_DO THIS_
Reproduce every one of the lines below without any change, leaving out the pictures.
** begin DATA PROVIDED **
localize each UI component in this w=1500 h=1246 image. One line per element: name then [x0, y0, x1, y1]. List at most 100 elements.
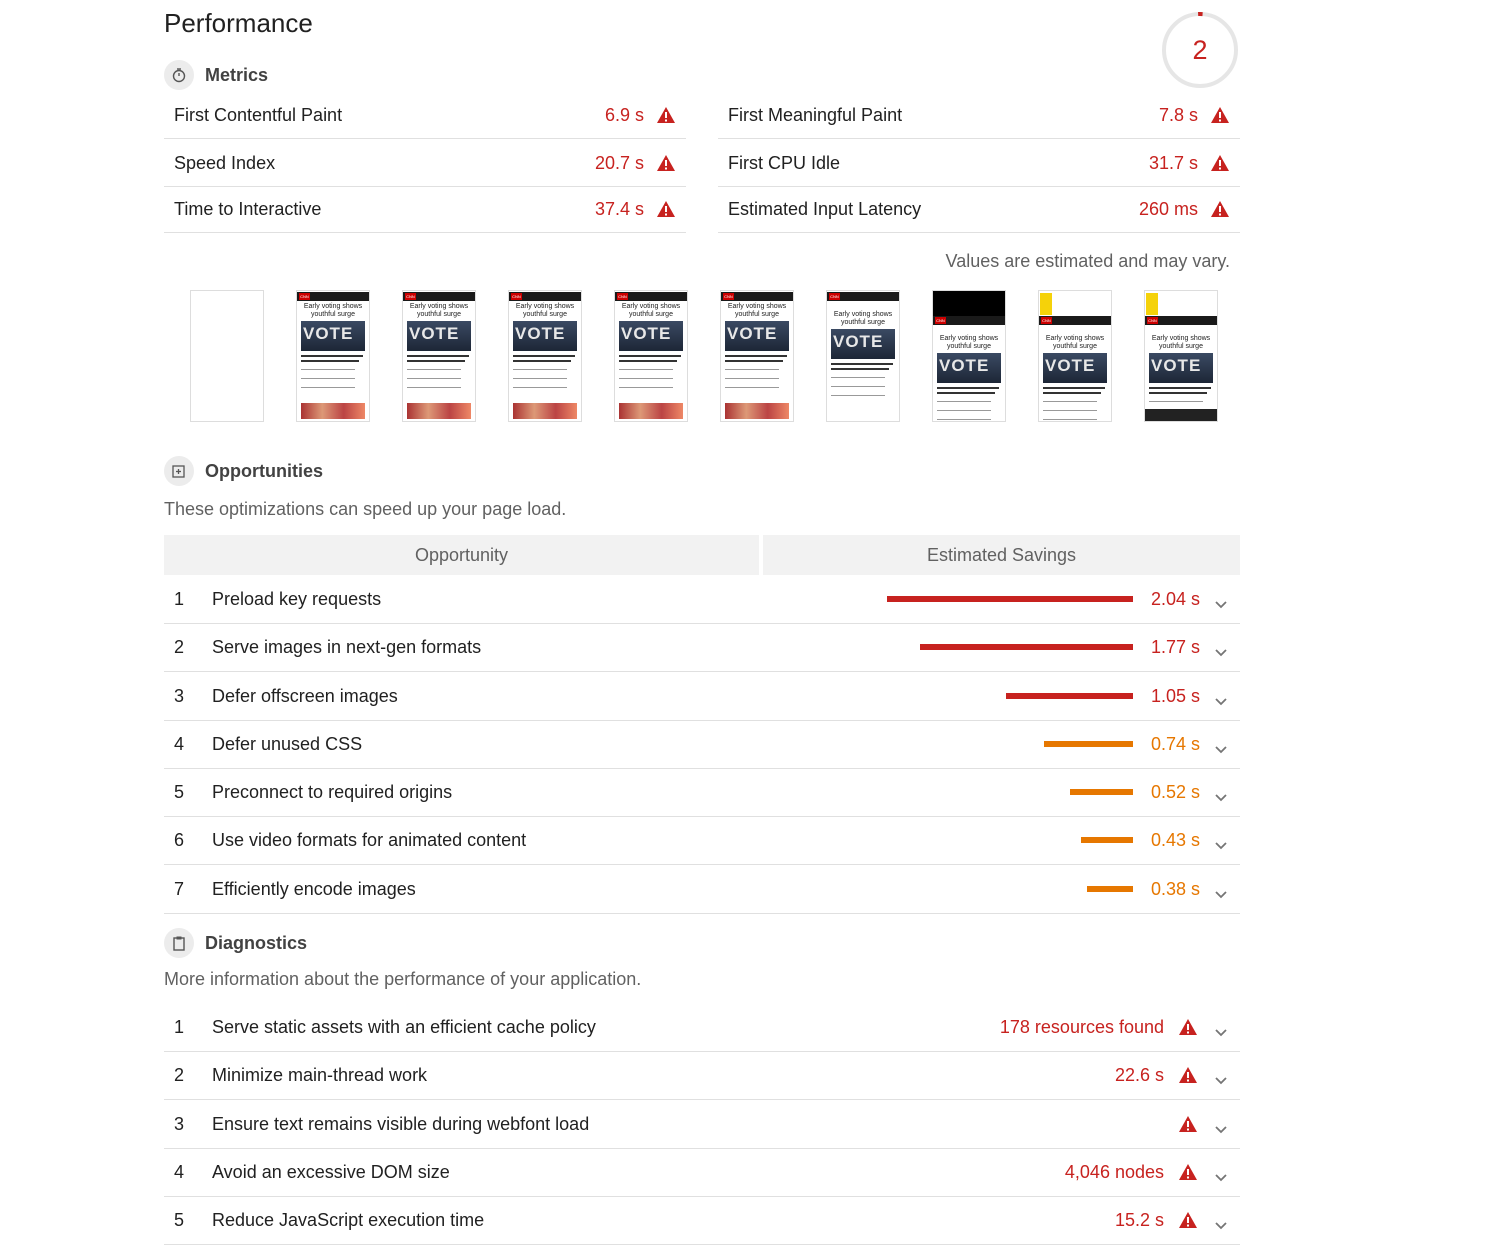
chevron-down-icon[interactable]: [1214, 642, 1228, 657]
warning-icon: [1210, 106, 1230, 124]
diagnostic-label: Ensure text remains visible during webfo…: [212, 1113, 590, 1134]
opportunity-row[interactable]: 5 Preconnect to required origins 0.52 s: [164, 768, 1240, 817]
opportunity-label: Defer unused CSS: [212, 733, 363, 754]
diagnostic-label: Reduce JavaScript execution time: [212, 1209, 485, 1230]
row-number: 7: [174, 878, 185, 899]
filmstrip-frame: CNN Early voting shows youthful surge VOTE: [402, 290, 476, 422]
opportunity-row[interactable]: 3 Defer offscreen images 1.05 s: [164, 672, 1240, 721]
frame-hero-text: VOTE: [1045, 356, 1096, 375]
opportunities-heading-label: Opportunities: [205, 460, 323, 481]
opportunity-label: Serve images in next-gen formats: [212, 636, 482, 657]
metric-row: First CPU Idle 31.7 s: [718, 140, 1240, 187]
opportunity-row[interactable]: 6 Use video formats for animated content 0…: [164, 816, 1240, 865]
opportunities-heading: Opportunities: [164, 456, 323, 486]
metric-value: 260 ms: [1138, 198, 1198, 219]
filmstrip-frame: CNN Early voting shows youthful surge VOTE: [720, 290, 794, 422]
diagnostic-row[interactable]: 4 Avoid an excessive DOM size 4,046 nodes: [164, 1148, 1240, 1197]
diagnostic-label: Avoid an excessive DOM size: [212, 1161, 450, 1182]
row-number: 3: [174, 1113, 185, 1134]
diagnostic-value: 4,046 nodes: [1064, 1161, 1164, 1182]
metric-value: 20.7 s: [594, 152, 644, 173]
metric-label: First Contentful Paint: [174, 104, 343, 125]
savings-bar: [1086, 886, 1133, 892]
metric-value: 7.8 s: [1158, 104, 1198, 125]
frame-headline: Early voting shows youthful surge: [1151, 335, 1211, 350]
metrics-heading-label: Metrics: [205, 64, 269, 85]
opportunity-row[interactable]: 4 Defer unused CSS 0.74 s: [164, 720, 1240, 769]
frame-hero-text: VOTE: [303, 324, 354, 343]
diagnostic-row[interactable]: 3 Ensure text remains visible during webf…: [164, 1100, 1240, 1149]
diagnostic-row[interactable]: 5 Reduce JavaScript execution time 15.2 s: [164, 1196, 1240, 1245]
chevron-down-icon[interactable]: [1214, 884, 1228, 899]
chevron-down-icon[interactable]: [1214, 1167, 1228, 1182]
chevron-down-icon[interactable]: [1214, 787, 1228, 802]
warning-icon: [1178, 1163, 1198, 1181]
savings-value: 1.77 s: [1150, 636, 1200, 657]
frame-headline: Early voting shows youthful surge: [409, 303, 469, 318]
opportunity-row[interactable]: 7 Efficiently encode images 0.38 s: [164, 865, 1240, 914]
frame-logo: CNN: [1147, 317, 1158, 324]
diagnostics-heading-label: Diagnostics: [205, 932, 308, 953]
frame-headline: Early voting shows youthful surge: [515, 303, 575, 318]
chevron-down-icon[interactable]: [1214, 1215, 1228, 1230]
metric-value: 6.9 s: [604, 104, 644, 125]
warning-icon: [1178, 1066, 1198, 1084]
metrics-heading: Metrics: [164, 60, 268, 90]
savings-bar: [1069, 789, 1133, 795]
row-number: 5: [174, 1209, 185, 1230]
diagnostic-label: Minimize main-thread work: [212, 1064, 428, 1085]
diagnostic-row[interactable]: 1 Serve static assets with an efficient c…: [164, 1003, 1240, 1052]
frame-hero-text: VOTE: [409, 324, 460, 343]
frame-hero-text: VOTE: [833, 332, 884, 351]
frame-logo: CNN: [617, 293, 628, 300]
page-title: Performance: [164, 8, 313, 38]
frame-hero-text: VOTE: [939, 356, 990, 375]
filmstrip-frame: CNN Early voting shows youthful surge VOTE: [1038, 290, 1112, 422]
filmstrip-frame: CNN Early voting shows youthful surge VOTE: [614, 290, 688, 422]
warning-icon: [1178, 1115, 1198, 1133]
row-number: 4: [174, 733, 185, 754]
diagnostic-row[interactable]: 2 Minimize main-thread work 22.6 s: [164, 1051, 1240, 1100]
row-number: 1: [174, 588, 185, 609]
frame-photo: [619, 403, 683, 419]
diagnostic-value: 22.6 s: [1114, 1064, 1164, 1085]
warning-icon: [1210, 200, 1230, 218]
filmstrip: CNN Early voting shows youthful surge VOTE…: [190, 290, 1250, 422]
warning-icon: [656, 200, 676, 218]
savings-bar: [1043, 741, 1133, 747]
frame-hero-text: VOTE: [515, 324, 566, 343]
frame-headline: Early voting shows youthful surge: [1045, 335, 1105, 350]
opportunity-row[interactable]: 1 Preload key requests 2.04 s: [164, 575, 1240, 624]
frame-logo: CNN: [511, 293, 522, 300]
metric-label: Time to Interactive: [174, 198, 322, 219]
savings-value: 1.05 s: [1150, 685, 1200, 706]
metric-value: 37.4 s: [594, 198, 644, 219]
savings-bar: [1080, 837, 1133, 843]
chevron-down-icon[interactable]: [1214, 1119, 1228, 1134]
diagnostic-label: Serve static assets with an efficient ca…: [212, 1016, 596, 1037]
warning-icon: [1210, 154, 1230, 172]
score-value: 2: [1192, 35, 1208, 65]
frame-hero-text: VOTE: [727, 324, 778, 343]
chevron-down-icon[interactable]: [1214, 594, 1228, 609]
frame-logo: CNN: [723, 293, 734, 300]
opportunity-label: Preconnect to required origins: [212, 781, 453, 802]
chevron-down-icon[interactable]: [1214, 1070, 1228, 1085]
metric-value: 31.7 s: [1148, 152, 1198, 173]
savings-value: 0.52 s: [1150, 781, 1200, 802]
chevron-down-icon[interactable]: [1214, 1022, 1228, 1037]
opportunity-label: Use video formats for animated content: [212, 829, 527, 850]
chevron-down-icon[interactable]: [1214, 835, 1228, 850]
chevron-down-icon[interactable]: [1214, 691, 1228, 706]
opportunity-row[interactable]: 2 Serve images in next-gen formats 1.77 s: [164, 623, 1240, 672]
row-number: 5: [174, 781, 185, 802]
chevron-down-icon[interactable]: [1214, 739, 1228, 754]
metric-row: Speed Index 20.7 s: [164, 140, 686, 187]
opportunity-label: Defer offscreen images: [212, 685, 398, 706]
stopwatch-icon: [164, 60, 194, 90]
metric-row: Estimated Input Latency 260 ms: [718, 186, 1240, 233]
opportunities-table-header: Opportunity Estimated Savings: [164, 535, 1240, 575]
opportunity-label: Efficiently encode images: [212, 878, 416, 899]
opportunity-label: Preload key requests: [212, 588, 382, 609]
filmstrip-frame: CNN Early voting shows youthful surge VOTE: [1144, 290, 1218, 422]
** end DATA PROVIDED **
_EXERCISE OUTPUT_
localize each UI component in this w=1500 h=1246 image. One line per element: name then [x0, y0, x1, y1]. List at most 100 elements.
chevron-down-icon[interactable]: [1214, 642, 1228, 657]
warning-icon: [1210, 106, 1230, 124]
diagnostic-label: Ensure text remains visible during webfo…: [212, 1113, 590, 1134]
opportunity-row[interactable]: 5 Preconnect to required origins 0.52 s: [164, 768, 1240, 817]
opportunity-label: Defer unused CSS: [212, 733, 363, 754]
diagnostic-label: Reduce JavaScript execution time: [212, 1209, 485, 1230]
row-number: 7: [174, 878, 185, 899]
filmstrip-frame: CNN Early voting shows youthful surge VOTE: [402, 290, 476, 422]
opportunity-row[interactable]: 3 Defer offscreen images 1.05 s: [164, 672, 1240, 721]
frame-hero-text: VOTE: [1045, 356, 1096, 375]
opportunities-heading-label: Opportunities: [205, 460, 323, 481]
opportunity-label: Serve images in next-gen formats: [212, 636, 482, 657]
metric-row: First CPU Idle 31.7 s: [718, 140, 1240, 187]
opportunity-row[interactable]: 6 Use video formats for animated content 0…: [164, 816, 1240, 865]
opportunities-heading: Opportunities: [164, 456, 323, 486]
metric-value: 260 ms: [1138, 198, 1198, 219]
filmstrip-frame: CNN Early voting shows youthful surge VOTE: [720, 290, 794, 422]
diagnostic-row[interactable]: 4 Avoid an excessive DOM size 4,046 nodes: [164, 1148, 1240, 1197]
diagnostic-label: Avoid an excessive DOM size: [212, 1161, 450, 1182]
row-number: 3: [174, 1113, 185, 1134]
diagnostic-value: 4,046 nodes: [1064, 1161, 1164, 1182]
metric-value: 20.7 s: [594, 152, 644, 173]
metric-label: First Contentful Paint: [174, 104, 343, 125]
savings-bar: [1086, 886, 1133, 892]
metric-value: 7.8 s: [1158, 104, 1198, 125]
frame-headline: Early voting shows youthful surge: [1151, 335, 1211, 350]
metrics-heading-label: Metrics: [205, 64, 269, 85]
opportunity-row[interactable]: 4 Defer unused CSS 0.74 s: [164, 720, 1240, 769]
frame-hero-text: VOTE: [303, 324, 354, 343]
diagnostic-row[interactable]: 3 Ensure text remains visible during webf…: [164, 1100, 1240, 1149]
diagnostic-row[interactable]: 5 Reduce JavaScript execution time 15.2 s: [164, 1196, 1240, 1245]
chevron-down-icon[interactable]: [1214, 884, 1228, 899]
chevron-down-icon[interactable]: [1214, 1167, 1228, 1182]
chevron-down-icon[interactable]: [1214, 787, 1228, 802]
warning-icon: [1178, 1163, 1198, 1181]
savings-value: 1.77 s: [1150, 636, 1200, 657]
frame-headline: Early voting shows youthful surge: [409, 303, 469, 318]
opportunity-row[interactable]: 7 Efficiently encode images 0.38 s: [164, 865, 1240, 914]
frame-logo: CNN: [1147, 317, 1158, 324]
diagnostics-heading-label: Diagnostics: [205, 932, 308, 953]
frame-headline: Early voting shows youthful surge: [515, 303, 575, 318]
chevron-down-icon[interactable]: [1214, 1215, 1228, 1230]
metric-value: 6.9 s: [604, 104, 644, 125]
warning-icon: [1178, 1066, 1198, 1084]
metrics-heading: Metrics: [164, 60, 268, 90]
savings-bar: [1069, 789, 1133, 795]
row-number: 5: [174, 1209, 185, 1230]
diagnostic-label: Minimize main-thread work: [212, 1064, 428, 1085]
diagnostic-row[interactable]: 1 Serve static assets with an efficient c…: [164, 1003, 1240, 1052]
frame-hero-text: VOTE: [409, 324, 460, 343]
frame-hero-text: VOTE: [833, 332, 884, 351]
frame-logo: CNN: [617, 293, 628, 300]
page-title: Performance: [164, 8, 313, 38]
frame-hero-text: VOTE: [939, 356, 990, 375]
filmstrip-frame: CNN Early voting shows youthful surge VOTE: [1038, 290, 1112, 422]
filmstrip-frame: CNN Early voting shows youthful surge VOTE: [614, 290, 688, 422]
warning-icon: [1178, 1115, 1198, 1133]
row-number: 4: [174, 733, 185, 754]
diagnostic-row[interactable]: 2 Minimize main-thread work 22.6 s: [164, 1051, 1240, 1100]
row-number: 1: [174, 588, 185, 609]
frame-photo: [619, 403, 683, 419]
diagnostic-value: 22.6 s: [1114, 1064, 1164, 1085]
warning-icon: [1210, 200, 1230, 218]
filmstrip: CNN Early voting shows youthful surge VOTE…: [190, 290, 1250, 422]
warning-icon: [656, 200, 676, 218]
savings-bar: [1043, 741, 1133, 747]
frame-hero-text: VOTE: [515, 324, 566, 343]
frame-headline: Early voting shows youthful surge: [1045, 335, 1105, 350]
opportunity-row[interactable]: 1 Preload key requests 2.04 s: [164, 575, 1240, 624]
frame-logo: CNN: [511, 293, 522, 300]
metric-label: Time to Interactive: [174, 198, 322, 219]
savings-value: 1.05 s: [1150, 685, 1200, 706]
metric-value: 37.4 s: [594, 198, 644, 219]
savings-bar: [1080, 837, 1133, 843]
chevron-down-icon[interactable]: [1214, 1119, 1228, 1134]
diagnostic-label: Serve static assets with an efficient ca…: [212, 1016, 596, 1037]
warning-icon: [1210, 154, 1230, 172]
score-value: 2: [1192, 35, 1208, 65]
frame-hero-text: VOTE: [727, 324, 778, 343]
chevron-down-icon[interactable]: [1214, 594, 1228, 609]
frame-logo: CNN: [723, 293, 734, 300]
opportunity-label: Preconnect to required origins: [212, 781, 453, 802]
chevron-down-icon[interactable]: [1214, 1070, 1228, 1085]
metric-value: 31.7 s: [1148, 152, 1198, 173]
savings-value: 0.52 s: [1150, 781, 1200, 802]
chevron-down-icon[interactable]: [1214, 1022, 1228, 1037]
opportunity-label: Use video formats for animated content: [212, 829, 527, 850]
chevron-down-icon[interactable]: [1214, 835, 1228, 850]
chevron-down-icon[interactable]: [1214, 691, 1228, 706]
opportunity-row[interactable]: 2 Serve images in next-gen formats 1.77 s: [164, 623, 1240, 672]
row-number: 5: [174, 781, 185, 802]
chevron-down-icon[interactable]: [1214, 739, 1228, 754]
metric-row: Speed Index 20.7 s: [164, 140, 686, 187]
opportunity-label: Defer offscreen images: [212, 685, 398, 706]
stopwatch-icon: [164, 60, 194, 90]
metric-row: Estimated Input Latency 260 ms: [718, 186, 1240, 233]
opportunities-table-header: Opportunity Estimated Savings: [164, 535, 1240, 575]
opportunity-label: Efficiently encode images: [212, 878, 416, 899]
opportunity-label: Preload key requests: [212, 588, 382, 609]
filmstrip-frame: CNN Early voting shows youthful surge VOTE: [1144, 290, 1218, 422]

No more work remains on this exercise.